- [Objective] Among the entries, which lines carry the string "their"? Copy each of them.

- [Available data]
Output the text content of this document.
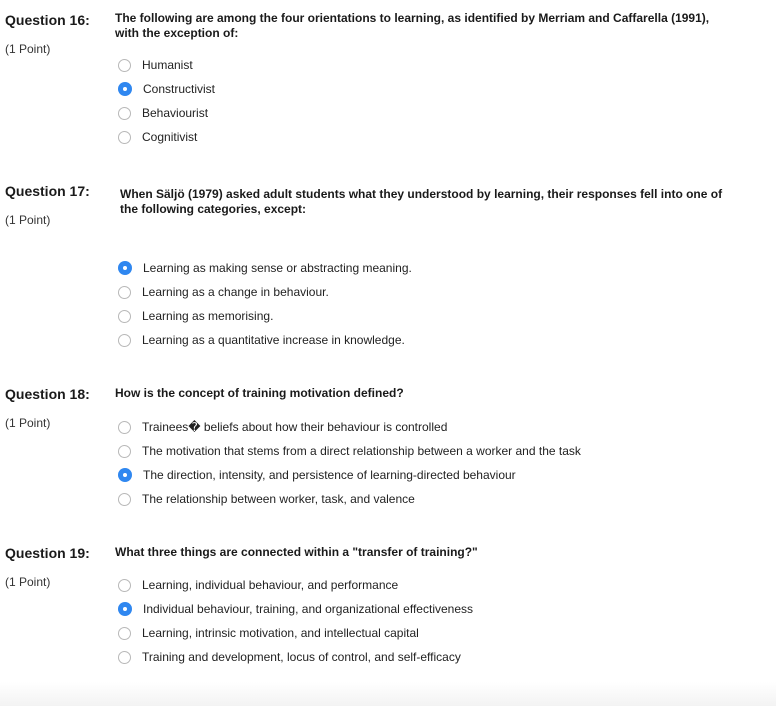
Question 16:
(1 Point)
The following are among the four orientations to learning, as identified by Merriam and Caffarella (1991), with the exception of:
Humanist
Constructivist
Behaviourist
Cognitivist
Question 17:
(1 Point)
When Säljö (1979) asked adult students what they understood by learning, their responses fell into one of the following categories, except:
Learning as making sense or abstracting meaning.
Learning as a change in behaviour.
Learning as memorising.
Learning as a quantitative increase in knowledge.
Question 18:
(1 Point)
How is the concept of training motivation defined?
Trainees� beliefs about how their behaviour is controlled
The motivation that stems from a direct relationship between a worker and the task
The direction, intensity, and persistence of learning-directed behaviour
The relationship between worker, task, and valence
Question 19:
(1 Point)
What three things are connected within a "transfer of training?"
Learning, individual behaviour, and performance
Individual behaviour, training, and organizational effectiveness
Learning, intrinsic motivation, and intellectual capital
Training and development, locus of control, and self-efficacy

--

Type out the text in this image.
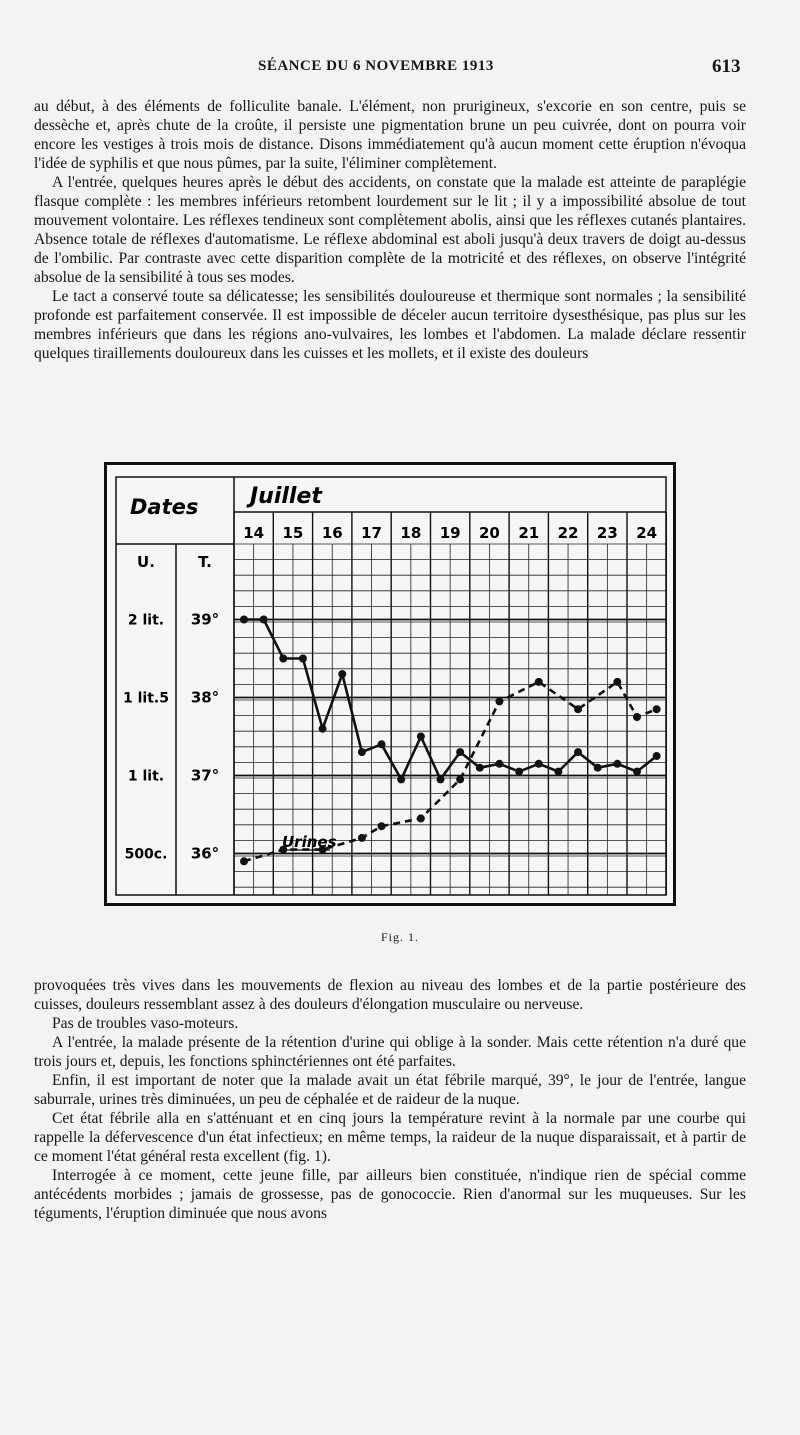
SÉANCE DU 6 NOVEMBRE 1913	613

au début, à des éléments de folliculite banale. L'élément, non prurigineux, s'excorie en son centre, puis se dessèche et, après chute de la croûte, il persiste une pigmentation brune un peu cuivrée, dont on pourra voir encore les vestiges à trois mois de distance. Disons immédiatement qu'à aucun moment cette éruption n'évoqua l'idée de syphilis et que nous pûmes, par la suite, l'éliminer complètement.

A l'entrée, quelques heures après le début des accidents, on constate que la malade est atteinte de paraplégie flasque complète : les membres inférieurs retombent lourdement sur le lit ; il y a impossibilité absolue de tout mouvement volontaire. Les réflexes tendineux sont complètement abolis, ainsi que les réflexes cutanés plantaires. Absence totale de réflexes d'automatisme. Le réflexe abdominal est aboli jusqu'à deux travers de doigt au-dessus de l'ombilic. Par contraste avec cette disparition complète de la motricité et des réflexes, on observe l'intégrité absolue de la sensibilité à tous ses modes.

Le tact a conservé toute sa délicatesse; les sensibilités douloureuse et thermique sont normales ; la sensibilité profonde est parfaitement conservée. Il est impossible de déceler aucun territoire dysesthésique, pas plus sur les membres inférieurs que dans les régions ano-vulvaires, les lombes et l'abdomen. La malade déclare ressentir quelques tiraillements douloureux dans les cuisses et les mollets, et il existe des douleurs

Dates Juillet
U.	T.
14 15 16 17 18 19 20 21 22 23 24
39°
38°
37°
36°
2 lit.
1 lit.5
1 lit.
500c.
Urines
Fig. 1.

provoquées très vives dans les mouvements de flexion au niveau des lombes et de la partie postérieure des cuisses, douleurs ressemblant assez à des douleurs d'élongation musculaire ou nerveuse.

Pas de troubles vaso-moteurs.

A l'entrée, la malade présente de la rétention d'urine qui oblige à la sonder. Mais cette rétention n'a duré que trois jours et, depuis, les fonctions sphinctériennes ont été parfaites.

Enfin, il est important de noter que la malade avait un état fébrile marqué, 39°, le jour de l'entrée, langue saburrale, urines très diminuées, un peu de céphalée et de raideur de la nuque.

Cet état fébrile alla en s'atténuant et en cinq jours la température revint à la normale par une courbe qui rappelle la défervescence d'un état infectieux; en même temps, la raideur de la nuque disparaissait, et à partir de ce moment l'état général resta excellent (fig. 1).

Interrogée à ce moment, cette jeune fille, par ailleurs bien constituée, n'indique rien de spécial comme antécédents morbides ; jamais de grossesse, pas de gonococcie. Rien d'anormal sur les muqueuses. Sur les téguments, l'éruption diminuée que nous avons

==

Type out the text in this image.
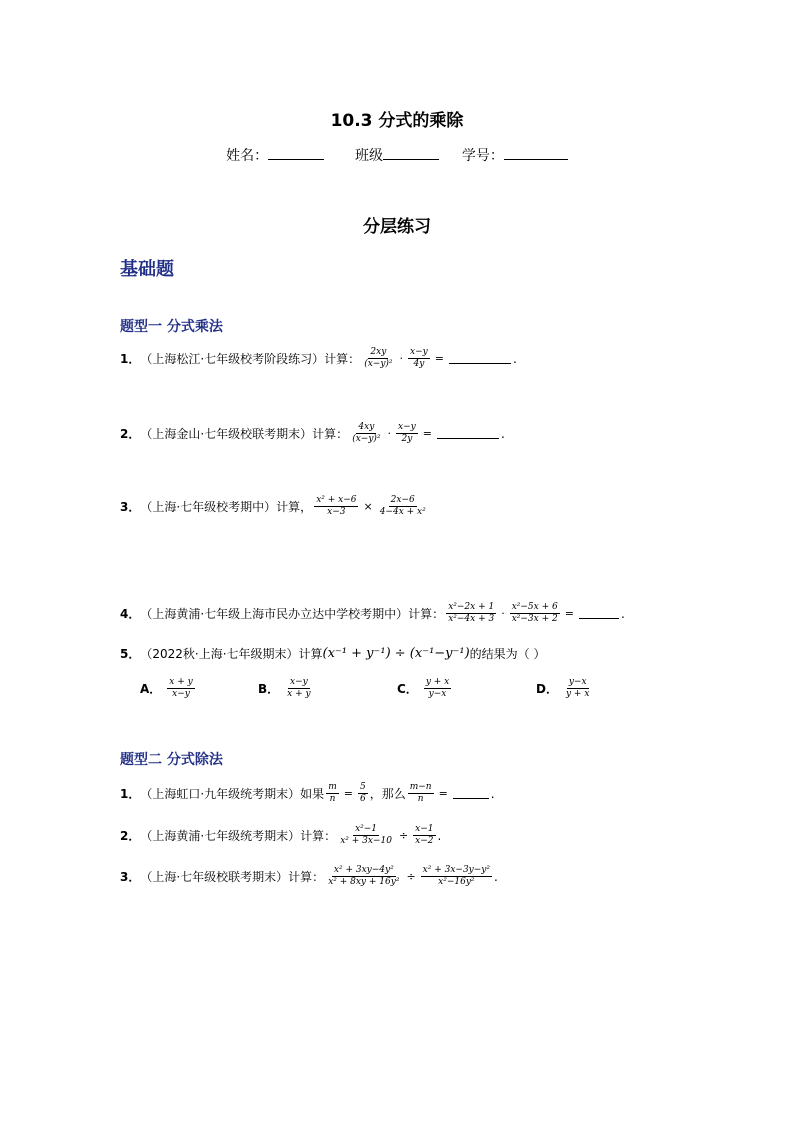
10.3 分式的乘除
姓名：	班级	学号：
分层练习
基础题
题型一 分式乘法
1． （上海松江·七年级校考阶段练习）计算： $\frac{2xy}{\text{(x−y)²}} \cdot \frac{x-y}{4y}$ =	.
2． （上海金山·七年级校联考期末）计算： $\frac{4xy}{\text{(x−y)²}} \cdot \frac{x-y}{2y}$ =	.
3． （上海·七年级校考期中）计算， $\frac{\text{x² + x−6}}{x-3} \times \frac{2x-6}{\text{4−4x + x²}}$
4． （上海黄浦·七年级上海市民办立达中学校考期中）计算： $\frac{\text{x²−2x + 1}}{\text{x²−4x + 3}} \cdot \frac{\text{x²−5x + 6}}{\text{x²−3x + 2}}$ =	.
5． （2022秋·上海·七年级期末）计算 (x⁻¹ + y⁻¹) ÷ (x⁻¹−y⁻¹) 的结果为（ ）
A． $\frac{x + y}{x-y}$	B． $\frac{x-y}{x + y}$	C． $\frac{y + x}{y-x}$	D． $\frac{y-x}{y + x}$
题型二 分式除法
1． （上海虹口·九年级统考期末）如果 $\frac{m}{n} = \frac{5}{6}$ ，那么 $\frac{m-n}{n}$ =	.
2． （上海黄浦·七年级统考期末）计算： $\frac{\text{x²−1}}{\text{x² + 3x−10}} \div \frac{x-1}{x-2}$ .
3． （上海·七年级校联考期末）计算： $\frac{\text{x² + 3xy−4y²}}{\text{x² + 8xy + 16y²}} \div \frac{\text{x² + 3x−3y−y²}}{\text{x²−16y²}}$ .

- [Written reply]
When Säljö (1979) asked adult students what they understood by learning, their responses fell into one of the following categories, except:
Trainees� beliefs about how their behaviour is controlled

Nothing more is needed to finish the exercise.